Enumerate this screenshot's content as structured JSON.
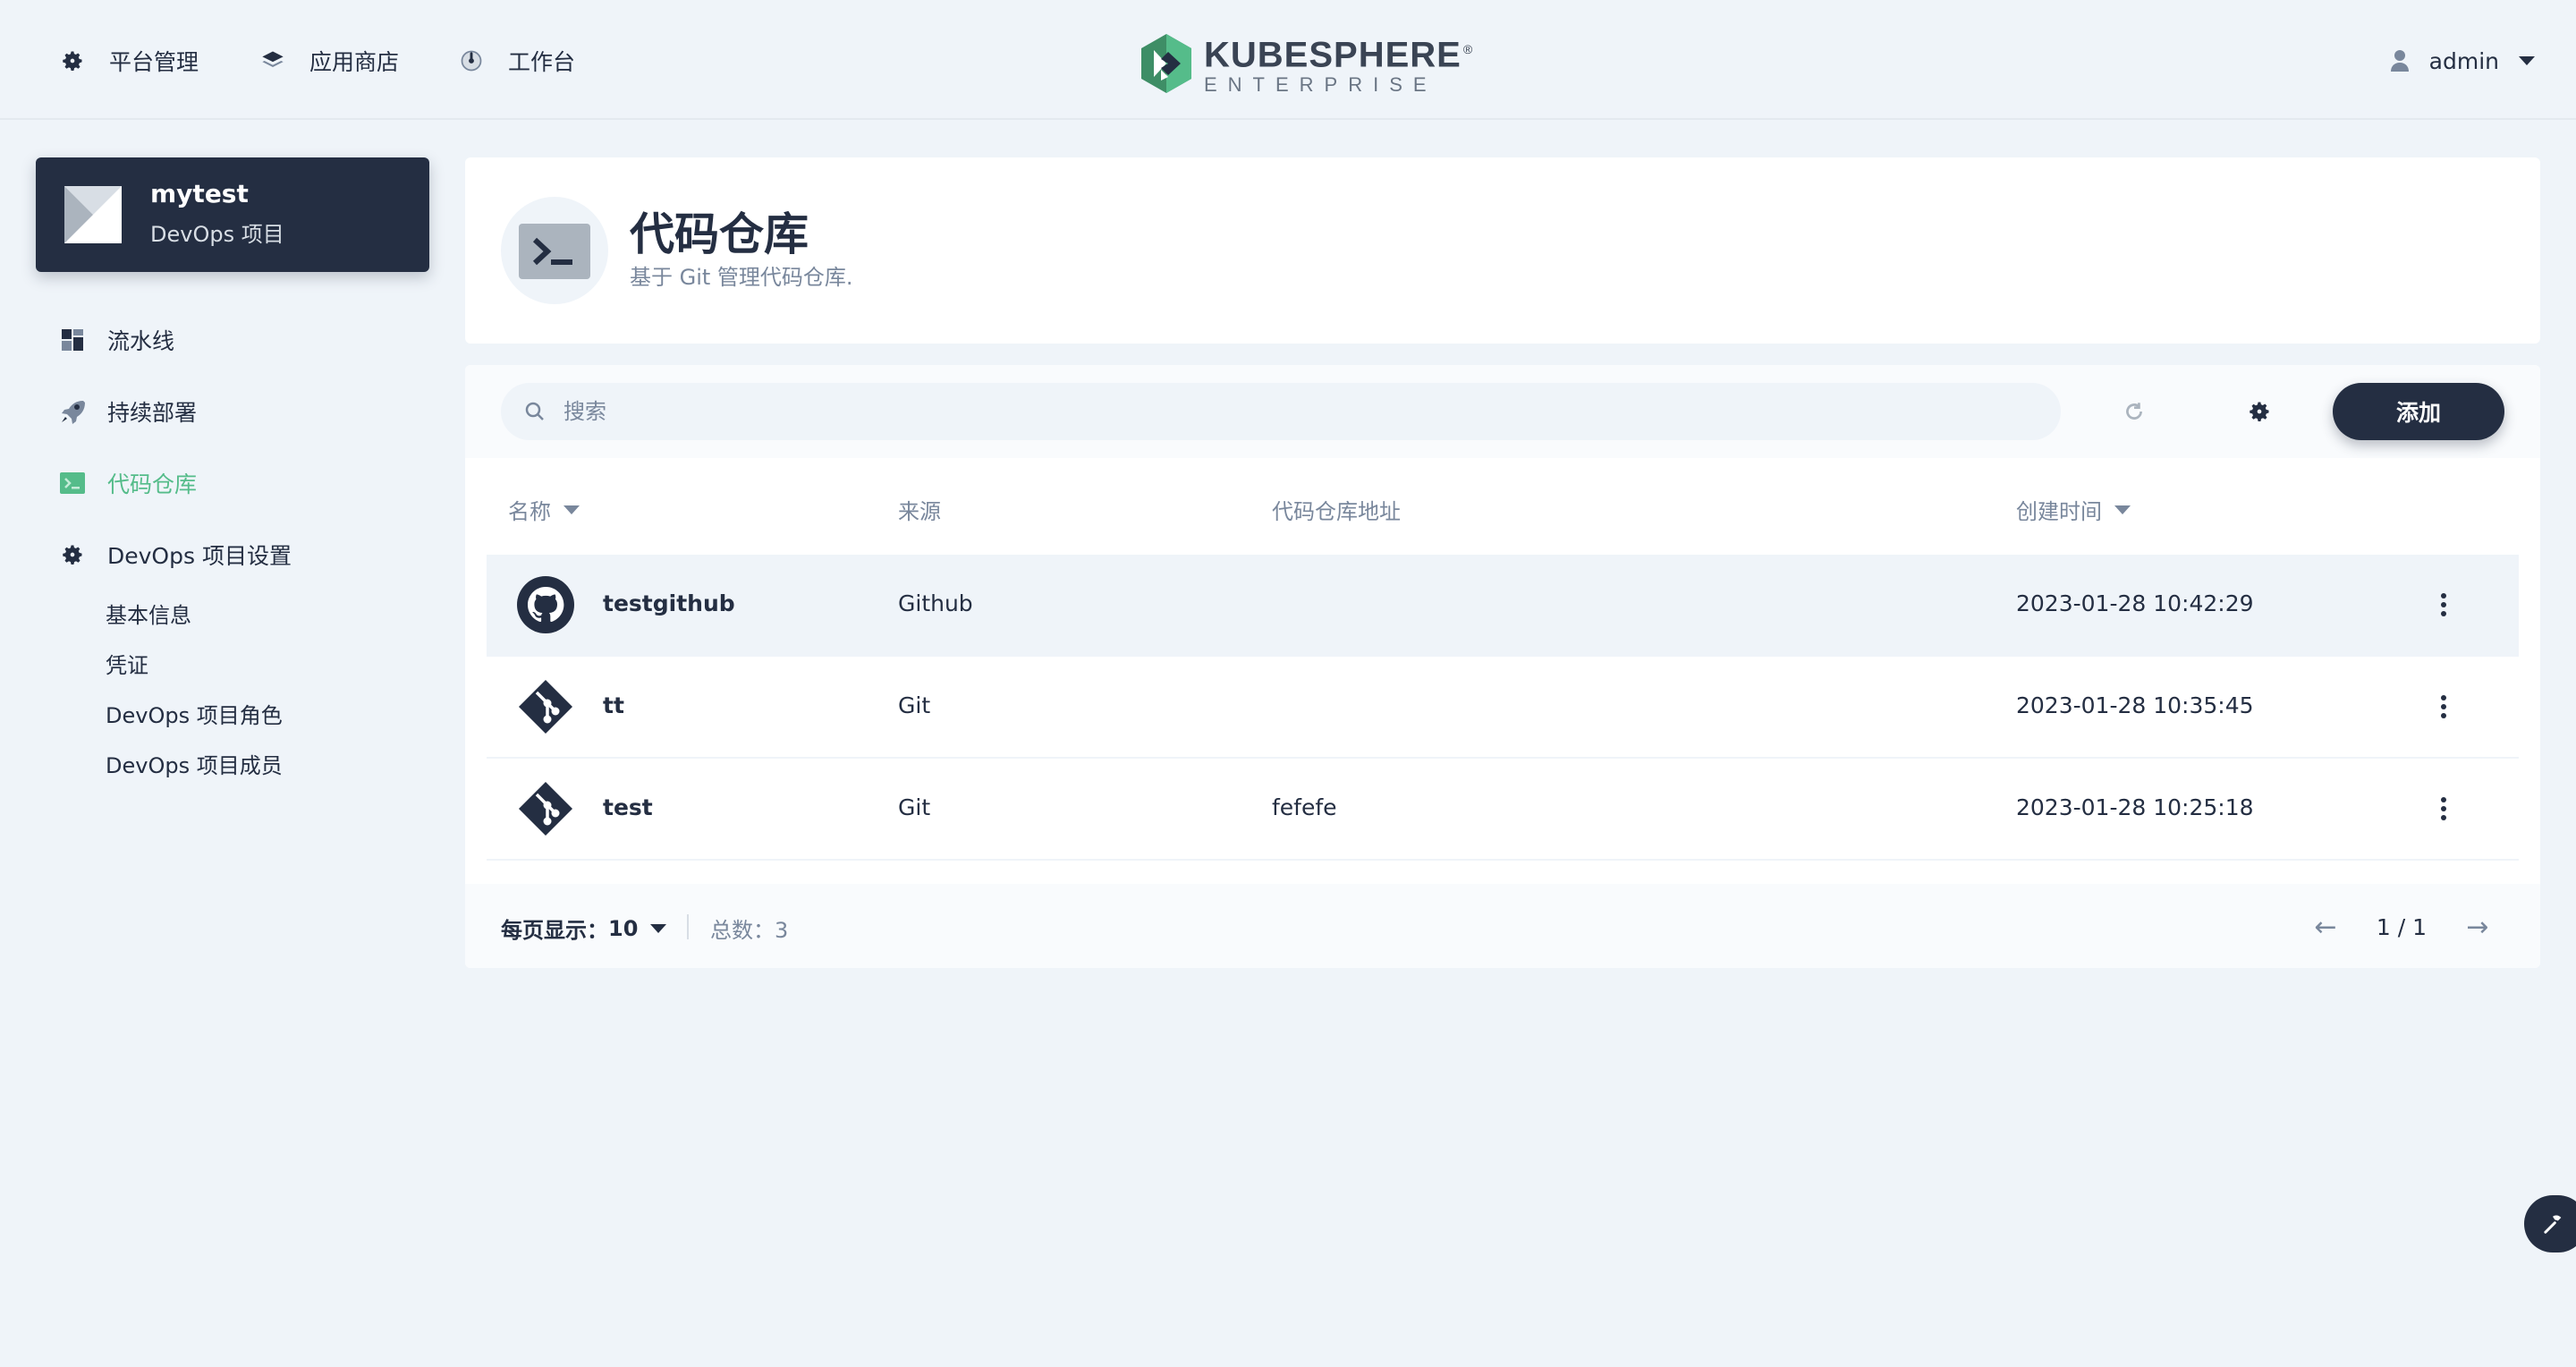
{
  "topnav": {
    "items": [
      {
        "label": "平台管理",
        "icon": "gear-icon"
      },
      {
        "label": "应用商店",
        "icon": "layers-icon"
      },
      {
        "label": "工作台",
        "icon": "dashboard-icon"
      }
    ],
    "logo": {
      "brand": "KUBESPHERE",
      "reg": "®",
      "sub": "ENTERPRISE"
    },
    "user": "admin"
  },
  "project": {
    "name": "mytest",
    "type": "DevOps 项目"
  },
  "sidebar": {
    "items": [
      {
        "label": "流水线",
        "icon": "pipeline-icon"
      },
      {
        "label": "持续部署",
        "icon": "rocket-icon"
      },
      {
        "label": "代码仓库",
        "icon": "terminal-icon",
        "active": true
      },
      {
        "label": "DevOps 项目设置",
        "icon": "gear-icon"
      }
    ],
    "settings": [
      "基本信息",
      "凭证",
      "DevOps 项目角色",
      "DevOps 项目成员"
    ]
  },
  "page": {
    "title": "代码仓库",
    "description": "基于 Git 管理代码仓库."
  },
  "toolbar": {
    "search_placeholder": "搜索",
    "add_label": "添加"
  },
  "table": {
    "columns": [
      "名称",
      "来源",
      "代码仓库地址",
      "创建时间"
    ],
    "rows": [
      {
        "name": "testgithub",
        "source": "Github",
        "address": "",
        "created": "2023-01-28 10:42:29",
        "icon": "github-icon"
      },
      {
        "name": "tt",
        "source": "Git",
        "address": "",
        "created": "2023-01-28 10:35:45",
        "icon": "git-icon"
      },
      {
        "name": "test",
        "source": "Git",
        "address": "fefefe",
        "created": "2023-01-28 10:25:18",
        "icon": "git-icon"
      }
    ]
  },
  "footer": {
    "per_page_label": "每页显示：",
    "per_page": "10",
    "total": "总数：3",
    "page": "1 / 1"
  },
  "colors": {
    "accent": "#55bc8a",
    "dark": "#242e42",
    "muted": "#79879c",
    "background": "#eff4f9"
  }
}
* * *
Copy all the entries word for word. Omit any pictures.

Enumerate this screenshot's content as structured JSON.
{
  "topnav": {
    "items": [
      {
        "label": "平台管理",
        "icon": "gear-icon"
      },
      {
        "label": "应用商店",
        "icon": "layers-icon"
      },
      {
        "label": "工作台",
        "icon": "dashboard-icon"
      }
    ],
    "logo": {
      "brand": "KUBESPHERE",
      "reg": "®",
      "sub": "ENTERPRISE"
    },
    "user": "admin"
  },
  "project": {
    "name": "mytest",
    "type": "DevOps 项目"
  },
  "sidebar": {
    "items": [
      {
        "label": "流水线",
        "icon": "pipeline-icon"
      },
      {
        "label": "持续部署",
        "icon": "rocket-icon"
      },
      {
        "label": "代码仓库",
        "icon": "terminal-icon",
        "active": true
      },
      {
        "label": "DevOps 项目设置",
        "icon": "gear-icon"
      }
    ],
    "settings": [
      "基本信息",
      "凭证",
      "DevOps 项目角色",
      "DevOps 项目成员"
    ]
  },
  "page": {
    "title": "代码仓库",
    "description": "基于 Git 管理代码仓库."
  },
  "toolbar": {
    "search_placeholder": "搜索",
    "add_label": "添加"
  },
  "table": {
    "columns": [
      "名称",
      "来源",
      "代码仓库地址",
      "创建时间"
    ],
    "rows": [
      {
        "name": "testgithub",
        "source": "Github",
        "address": "",
        "created": "2023-01-28 10:42:29",
        "icon": "github-icon"
      },
      {
        "name": "tt",
        "source": "Git",
        "address": "",
        "created": "2023-01-28 10:35:45",
        "icon": "git-icon"
      },
      {
        "name": "test",
        "source": "Git",
        "address": "fefefe",
        "created": "2023-01-28 10:25:18",
        "icon": "git-icon"
      }
    ]
  },
  "footer": {
    "per_page_label": "每页显示：",
    "per_page": "10",
    "total": "总数：3",
    "page": "1 / 1"
  },
  "colors": {
    "accent": "#55bc8a",
    "dark": "#242e42",
    "muted": "#79879c",
    "background": "#eff4f9"
  }
}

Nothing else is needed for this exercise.